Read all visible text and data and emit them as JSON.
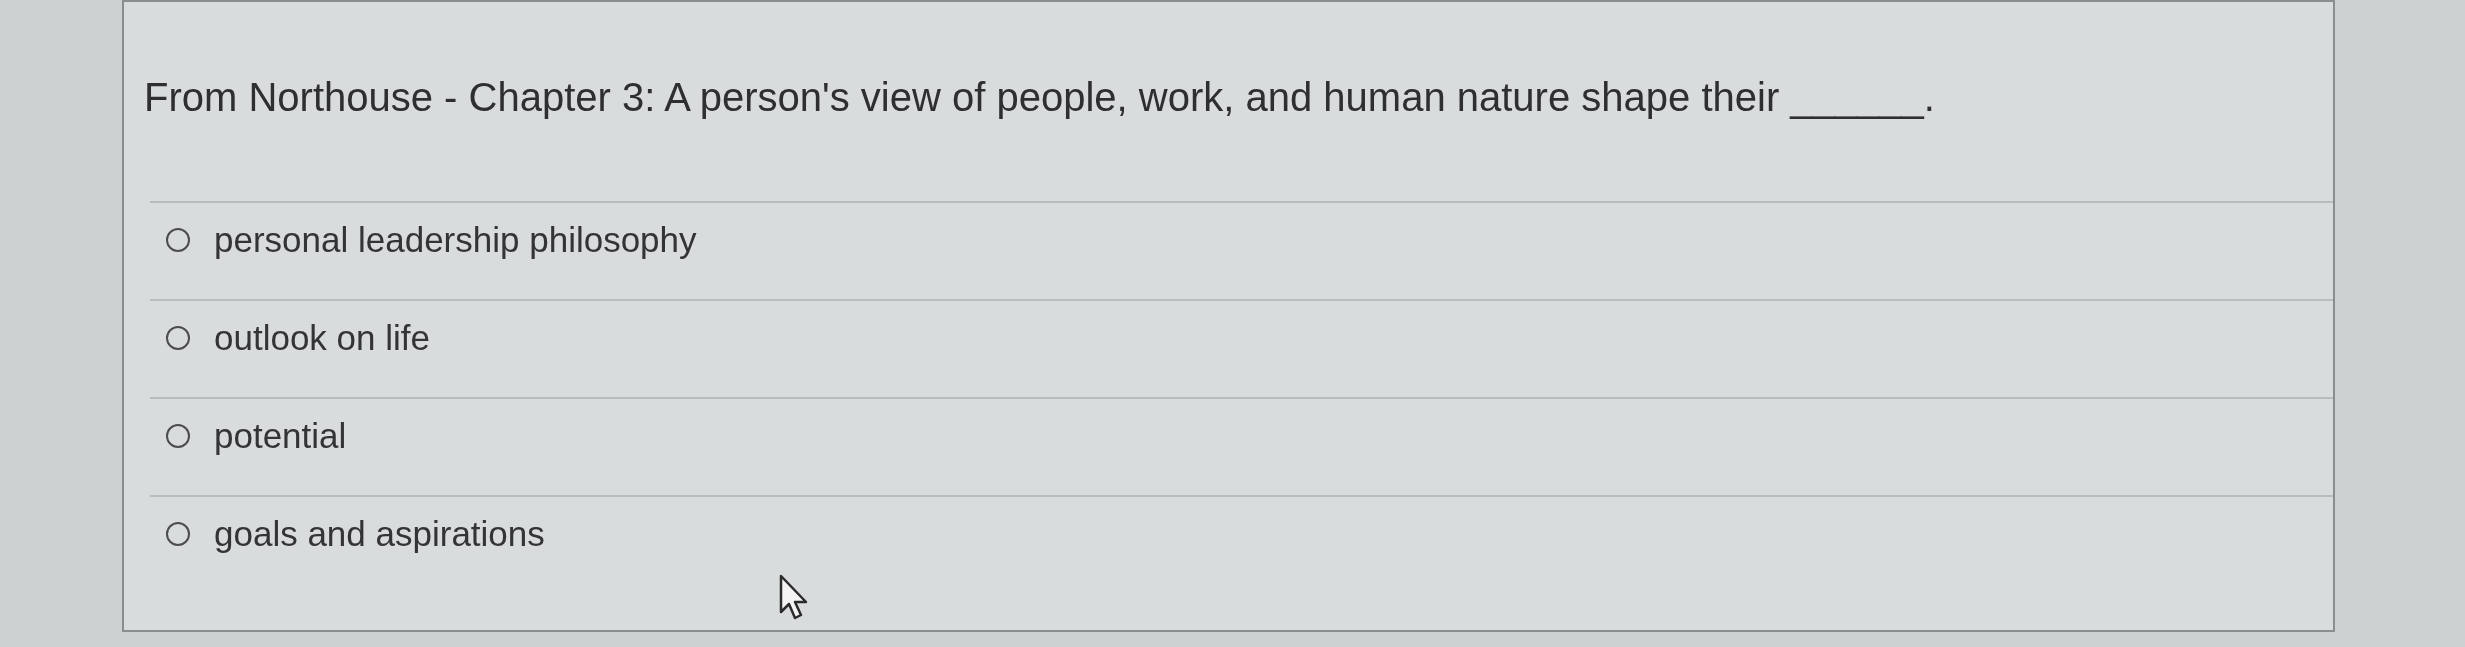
{
  "question": {
    "text": "From Northouse - Chapter 3: A person's view of people, work, and human nature shape their ______."
  },
  "options": [
    {
      "label": "personal leadership philosophy",
      "selected": false
    },
    {
      "label": "outlook on life",
      "selected": false
    },
    {
      "label": "potential",
      "selected": false
    },
    {
      "label": "goals and aspirations",
      "selected": false
    }
  ]
}
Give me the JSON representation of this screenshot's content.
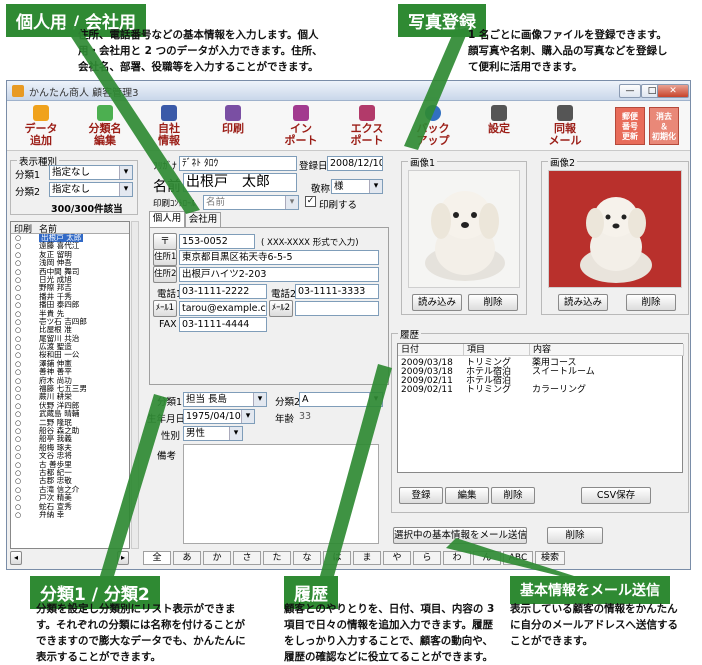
{
  "callouts": {
    "personal": {
      "title": "個人用 / 会社用",
      "text": [
        "住所、電話番号などの基本情報を入力します。個人",
        "用・会社用と 2 つのデータが入力できます。住所、",
        "会社名、部署、役職等を入力することができます。"
      ]
    },
    "photo": {
      "title": "写真登録",
      "text": [
        "1 名ごとに画像ファイルを登録できます。",
        "顔写真や名刺、購入品の写真などを登録し",
        "て便利に活用できます。"
      ]
    },
    "bunrui": {
      "title": "分類1 / 分類2",
      "text": [
        "分類を設定し分類別にリスト表示ができま",
        "す。それぞれの分類には名称を付けることが",
        "できますので膨大なデータでも、かんたんに",
        "表示することができます。"
      ]
    },
    "rireki": {
      "title": "履歴",
      "text": [
        "顧客とのやりとりを、日付、項目、内容の 3",
        "項目で日々の情報を追加入力できます。履歴",
        "をしっかり入力することで、顧客の動向や、",
        "履歴の確認などに役立てることができます。"
      ]
    },
    "mail": {
      "title": "基本情報をメール送信",
      "text": [
        "表示している顧客の情報をかんたん",
        "に自分のメールアドレスへ送信する",
        "ことができます。"
      ]
    }
  },
  "window": {
    "title": "かんたん商人 顧客管理3",
    "minimize": "—",
    "maximize": "□",
    "close": "✕"
  },
  "toolbar": {
    "buttons": [
      {
        "label": "データ\n追加",
        "icon": "add-data-icon",
        "color": "#f0a21c"
      },
      {
        "label": "分類名\n編集",
        "icon": "edit-category-icon",
        "color": "#4caf50"
      },
      {
        "label": "自社\n情報",
        "icon": "company-info-icon",
        "color": "#3b5aa8"
      },
      {
        "label": "印刷",
        "icon": "print-icon",
        "color": "#7a4fa3"
      },
      {
        "label": "イン\nポート",
        "icon": "import-icon",
        "color": "#a23a8f"
      },
      {
        "label": "エクス\nポート",
        "icon": "export-icon",
        "color": "#b23a6a"
      },
      {
        "label": "バック\nアップ",
        "icon": "backup-icon",
        "color": "#3270c0"
      },
      {
        "label": "設定",
        "icon": "settings-icon",
        "color": "#555555"
      },
      {
        "label": "同報\nメール",
        "icon": "mail-icon",
        "color": "#555555"
      }
    ],
    "zip_update": "郵便\n番号\n更新",
    "clear_init": "消去\n＆\n初期化"
  },
  "filter": {
    "group_title": "表示種別",
    "bunrui1_label": "分類1",
    "bunrui1_value": "指定なし",
    "bunrui2_label": "分類2",
    "bunrui2_value": "指定なし",
    "count": "300/300件該当"
  },
  "list": {
    "col_print": "印刷",
    "col_name": "名前",
    "rows": [
      "出根戸 太郎",
      "遠藤 喜代江",
      "友正 留明",
      "浅岡 伸吾",
      "西中間 舞司",
      "日光 成旭",
      "野際 邦吉",
      "播井 千秀",
      "播田 泰四郎",
      "半貴 先",
      "壱ツ石 吉四郎",
      "比屋根 准",
      "尾留川 共治",
      "広渡 聖造",
      "桜和田 一公",
      "澤鋪 伸憲",
      "善神 善平",
      "府木 尚功",
      "福籐 七五三男",
      "蕨川 耕栄",
      "伏野 洋四郎",
      "武蔵島 晴輔",
      "二野 隆珉",
      "船谷 森之助",
      "船亭 我義",
      "船梅 琢夫",
      "文谷 忠将",
      "古 善歩里",
      "古都 紀一",
      "古郡 忠敬",
      "古滝 信之介",
      "戸次 精美",
      "蛇石 宣秀",
      "弁納 幸"
    ]
  },
  "bottom_tabs": [
    "全",
    "あ",
    "か",
    "さ",
    "た",
    "な",
    "は",
    "ま",
    "や",
    "ら",
    "わ",
    "ん",
    "ABC",
    "検索"
  ],
  "detail": {
    "furigana_label": "ﾌﾘｶﾞﾅ",
    "furigana_value": "ﾃﾞﾈﾄ ﾀﾛｳ",
    "reg_label": "登録日",
    "reg_value": "2008/12/10",
    "name_label": "名前",
    "name_value": "出根戸　太郎",
    "keisho_label": "敬称",
    "keisho_value": "様",
    "print_control_label": "印刷ｺﾝﾄﾛｰﾙ",
    "print_control_value": "名前",
    "print_check_label": "印刷する",
    "print_check_mark": "✓",
    "tab_personal": "個人用",
    "tab_company": "会社用",
    "zip_btn": "〒",
    "zip_value": "153-0052",
    "zip_hint": "( XXX-XXXX 形式で入力)",
    "addr1_btn": "住所1",
    "addr1_value": "東京都目黒区祐天寺6-5-5",
    "addr2_btn": "住所2",
    "addr2_value": "出根戸ハイツ2-203",
    "tel1_label": "電話1",
    "tel1_value": "03-1111-2222",
    "tel2_label": "電話2",
    "tel2_value": "03-1111-3333",
    "mail1_btn": "ﾒｰﾙ1",
    "mail1_value": "tarou@example.com",
    "mail2_btn": "ﾒｰﾙ2",
    "mail2_value": "",
    "fax_label": "FAX",
    "fax_value": "03-1111-4444",
    "bunrui1_label": "分類1",
    "bunrui1_value": "担当 長島",
    "bunrui2_label": "分類2",
    "bunrui2_value": "A",
    "birthday_label": "生年月日",
    "birthday_value": "1975/04/10",
    "age_label": "年齢",
    "age_value": "33",
    "gender_label": "性別",
    "gender_value": "男性",
    "memo_label": "備考"
  },
  "images": {
    "img1_title": "画像1",
    "img2_title": "画像2",
    "load_btn": "読み込み",
    "delete_btn": "削除"
  },
  "history": {
    "group_title": "履歴",
    "col_date": "日付",
    "col_item": "項目",
    "col_content": "内容",
    "rows": [
      {
        "date": "2009/03/18",
        "item": "トリミング",
        "content": "薬用コース"
      },
      {
        "date": "2009/03/18",
        "item": "ホテル宿泊",
        "content": "スイートルーム"
      },
      {
        "date": "2009/02/11",
        "item": "ホテル宿泊",
        "content": ""
      },
      {
        "date": "2009/02/11",
        "item": "トリミング",
        "content": "カラーリング"
      }
    ],
    "register_btn": "登録",
    "edit_btn": "編集",
    "delete_btn": "削除",
    "csv_btn": "CSV保存"
  },
  "send_mail_btn": "選択中の基本情報をメール送信",
  "delete_customer_btn": "削除",
  "colors": {
    "callout_green": "#2f8a33",
    "toolbar_label": "#9b1d16",
    "selection": "#3169c6"
  }
}
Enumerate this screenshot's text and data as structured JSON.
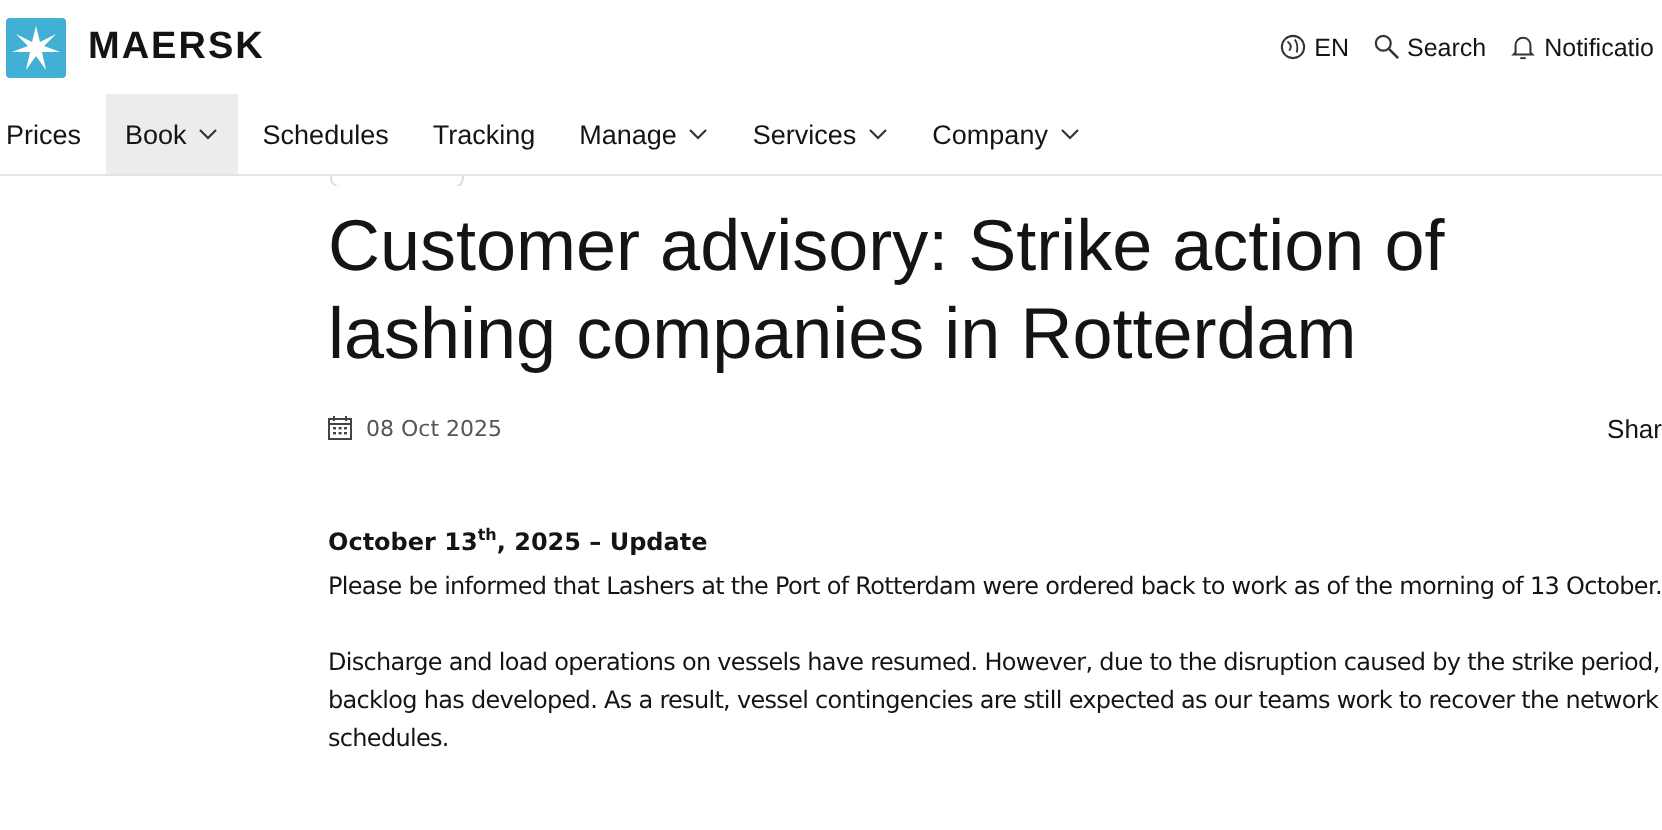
{
  "header": {
    "brand": "MAERSK",
    "utilities": [
      {
        "kind": "language",
        "label": "EN"
      },
      {
        "kind": "search",
        "label": "Search"
      },
      {
        "kind": "notifications",
        "label": "Notificatio"
      }
    ]
  },
  "nav": [
    {
      "label": "Prices",
      "dropdown": false,
      "selected": false
    },
    {
      "label": "Book",
      "dropdown": true,
      "selected": true
    },
    {
      "label": "Schedules",
      "dropdown": false,
      "selected": false
    },
    {
      "label": "Tracking",
      "dropdown": false,
      "selected": false
    },
    {
      "label": "Manage",
      "dropdown": true,
      "selected": false
    },
    {
      "label": "Services",
      "dropdown": true,
      "selected": false
    },
    {
      "label": "Company",
      "dropdown": true,
      "selected": false
    }
  ],
  "article": {
    "title": "Customer advisory: Strike action of lashing companies in Rotterdam",
    "date": "08 Oct 2025",
    "share": "Shar",
    "update_heading": "October 13$^{th}$, 2025 – Update",
    "paragraphs": [
      {
        "lines": [
          "Please be informed that Lashers at the Port of Rotterdam were ordered back to work as of the morning of 13 October."
        ]
      },
      {
        "lines": [
          "Discharge and load operations on vessels have resumed. However, due to the disruption caused by the strike period,",
          "backlog has developed. As a result, vessel contingencies are still expected as our teams work to recover the network",
          "schedules."
        ]
      }
    ]
  }
}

-------

- Aim of the task
Find every line that has "指定なし" in it, then return those lines.

- Exercise output
    "bunrui1_value": "指定なし",
    "bunrui2_value": "指定なし",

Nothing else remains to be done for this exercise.